■ The exercise:
Copy out the item below line for line, changing nothing.

■ Material provided:

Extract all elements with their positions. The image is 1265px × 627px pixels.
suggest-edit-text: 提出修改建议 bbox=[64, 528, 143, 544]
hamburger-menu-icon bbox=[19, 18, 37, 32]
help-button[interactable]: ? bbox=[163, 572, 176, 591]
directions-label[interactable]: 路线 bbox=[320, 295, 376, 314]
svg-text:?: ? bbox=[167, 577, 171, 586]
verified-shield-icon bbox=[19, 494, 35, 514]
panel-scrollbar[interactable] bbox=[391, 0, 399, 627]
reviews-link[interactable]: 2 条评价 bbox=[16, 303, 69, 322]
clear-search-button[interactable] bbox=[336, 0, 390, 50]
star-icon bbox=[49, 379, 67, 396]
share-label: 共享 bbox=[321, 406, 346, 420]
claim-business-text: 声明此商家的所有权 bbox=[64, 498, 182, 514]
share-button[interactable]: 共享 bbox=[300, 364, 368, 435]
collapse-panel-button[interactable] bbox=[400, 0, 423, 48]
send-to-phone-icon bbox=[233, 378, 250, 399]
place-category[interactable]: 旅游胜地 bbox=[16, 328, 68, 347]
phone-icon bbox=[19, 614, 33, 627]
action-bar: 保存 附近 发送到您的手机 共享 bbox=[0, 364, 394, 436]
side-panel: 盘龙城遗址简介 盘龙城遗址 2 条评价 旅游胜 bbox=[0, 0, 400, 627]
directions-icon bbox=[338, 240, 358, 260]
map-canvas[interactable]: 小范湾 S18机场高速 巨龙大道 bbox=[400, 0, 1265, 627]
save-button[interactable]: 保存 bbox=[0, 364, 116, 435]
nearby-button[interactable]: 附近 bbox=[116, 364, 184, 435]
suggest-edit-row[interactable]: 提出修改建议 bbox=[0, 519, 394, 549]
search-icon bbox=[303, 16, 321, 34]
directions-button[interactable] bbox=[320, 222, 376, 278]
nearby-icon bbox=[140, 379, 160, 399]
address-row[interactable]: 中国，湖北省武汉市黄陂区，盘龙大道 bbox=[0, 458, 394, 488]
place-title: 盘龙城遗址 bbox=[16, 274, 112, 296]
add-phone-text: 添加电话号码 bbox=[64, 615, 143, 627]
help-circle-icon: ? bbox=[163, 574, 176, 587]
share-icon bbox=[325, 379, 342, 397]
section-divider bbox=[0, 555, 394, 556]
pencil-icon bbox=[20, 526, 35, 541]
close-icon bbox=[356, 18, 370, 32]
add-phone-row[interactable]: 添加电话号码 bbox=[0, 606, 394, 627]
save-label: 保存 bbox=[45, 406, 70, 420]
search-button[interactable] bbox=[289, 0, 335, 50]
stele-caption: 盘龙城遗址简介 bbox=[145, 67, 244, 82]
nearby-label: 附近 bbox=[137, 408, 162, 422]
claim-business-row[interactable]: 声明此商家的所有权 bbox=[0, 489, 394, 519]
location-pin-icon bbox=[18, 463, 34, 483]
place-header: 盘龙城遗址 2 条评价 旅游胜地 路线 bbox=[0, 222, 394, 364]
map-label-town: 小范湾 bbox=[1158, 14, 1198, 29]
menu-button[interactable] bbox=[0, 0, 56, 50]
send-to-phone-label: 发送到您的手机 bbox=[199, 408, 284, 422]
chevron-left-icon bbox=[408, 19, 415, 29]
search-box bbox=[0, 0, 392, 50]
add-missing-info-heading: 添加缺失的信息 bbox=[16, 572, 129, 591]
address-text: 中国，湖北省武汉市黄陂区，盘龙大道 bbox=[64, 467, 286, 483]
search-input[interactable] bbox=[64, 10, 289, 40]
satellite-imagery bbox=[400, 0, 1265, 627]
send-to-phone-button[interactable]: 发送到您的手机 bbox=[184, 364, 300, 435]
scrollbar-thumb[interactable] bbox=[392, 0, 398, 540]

■ Solution to this problem:
Extract all elements with their positions. The image is 1265px × 627px pixels.
suggest-edit-text: 提出修改建议 bbox=[64, 528, 143, 544]
hamburger-menu-icon bbox=[19, 18, 37, 32]
help-button[interactable]: ? bbox=[163, 572, 176, 591]
directions-label[interactable]: 路线 bbox=[320, 295, 376, 314]
svg-text:?: ? bbox=[167, 577, 171, 586]
verified-shield-icon bbox=[19, 494, 35, 514]
panel-scrollbar[interactable] bbox=[391, 0, 399, 627]
reviews-link[interactable]: 2 条评价 bbox=[16, 303, 69, 322]
clear-search-button[interactable] bbox=[336, 0, 390, 50]
star-icon bbox=[49, 379, 67, 396]
share-label: 共享 bbox=[321, 406, 346, 420]
claim-business-text: 声明此商家的所有权 bbox=[64, 498, 182, 514]
share-button[interactable]: 共享 bbox=[300, 364, 368, 435]
collapse-panel-button[interactable] bbox=[400, 0, 423, 48]
send-to-phone-icon bbox=[233, 378, 250, 399]
place-category[interactable]: 旅游胜地 bbox=[16, 328, 68, 347]
phone-icon bbox=[19, 614, 33, 627]
action-bar: 保存 附近 发送到您的手机 共享 bbox=[0, 364, 394, 436]
side-panel: 盘龙城遗址简介 盘龙城遗址 2 条评价 旅游胜 bbox=[0, 0, 400, 627]
directions-icon bbox=[338, 240, 358, 260]
map-canvas[interactable]: 小范湾 S18机场高速 巨龙大道 bbox=[400, 0, 1265, 627]
save-button[interactable]: 保存 bbox=[0, 364, 116, 435]
nearby-button[interactable]: 附近 bbox=[116, 364, 184, 435]
suggest-edit-row[interactable]: 提出修改建议 bbox=[0, 519, 394, 549]
search-icon bbox=[303, 16, 321, 34]
directions-button[interactable] bbox=[320, 222, 376, 278]
nearby-icon bbox=[140, 379, 160, 399]
address-row[interactable]: 中国，湖北省武汉市黄陂区，盘龙大道 bbox=[0, 458, 394, 488]
place-title: 盘龙城遗址 bbox=[16, 274, 112, 296]
add-phone-text: 添加电话号码 bbox=[64, 615, 143, 627]
help-circle-icon: ? bbox=[163, 574, 176, 587]
share-icon bbox=[325, 379, 342, 397]
section-divider bbox=[0, 555, 394, 556]
pencil-icon bbox=[20, 526, 35, 541]
close-icon bbox=[356, 18, 370, 32]
add-phone-row[interactable]: 添加电话号码 bbox=[0, 606, 394, 627]
save-label: 保存 bbox=[45, 406, 70, 420]
search-button[interactable] bbox=[289, 0, 335, 50]
stele-caption: 盘龙城遗址简介 bbox=[145, 67, 244, 82]
nearby-label: 附近 bbox=[137, 408, 162, 422]
claim-business-row[interactable]: 声明此商家的所有权 bbox=[0, 489, 394, 519]
location-pin-icon bbox=[18, 463, 34, 483]
place-header: 盘龙城遗址 2 条评价 旅游胜地 路线 bbox=[0, 222, 394, 364]
map-label-town: 小范湾 bbox=[1158, 14, 1198, 29]
menu-button[interactable] bbox=[0, 0, 56, 50]
send-to-phone-label: 发送到您的手机 bbox=[199, 408, 284, 422]
chevron-left-icon bbox=[408, 19, 415, 29]
search-box bbox=[0, 0, 392, 50]
add-missing-info-heading: 添加缺失的信息 bbox=[16, 572, 129, 591]
address-text: 中国，湖北省武汉市黄陂区，盘龙大道 bbox=[64, 467, 286, 483]
search-input[interactable] bbox=[64, 10, 289, 40]
satellite-imagery bbox=[400, 0, 1265, 627]
send-to-phone-button[interactable]: 发送到您的手机 bbox=[184, 364, 300, 435]
scrollbar-thumb[interactable] bbox=[392, 0, 398, 540]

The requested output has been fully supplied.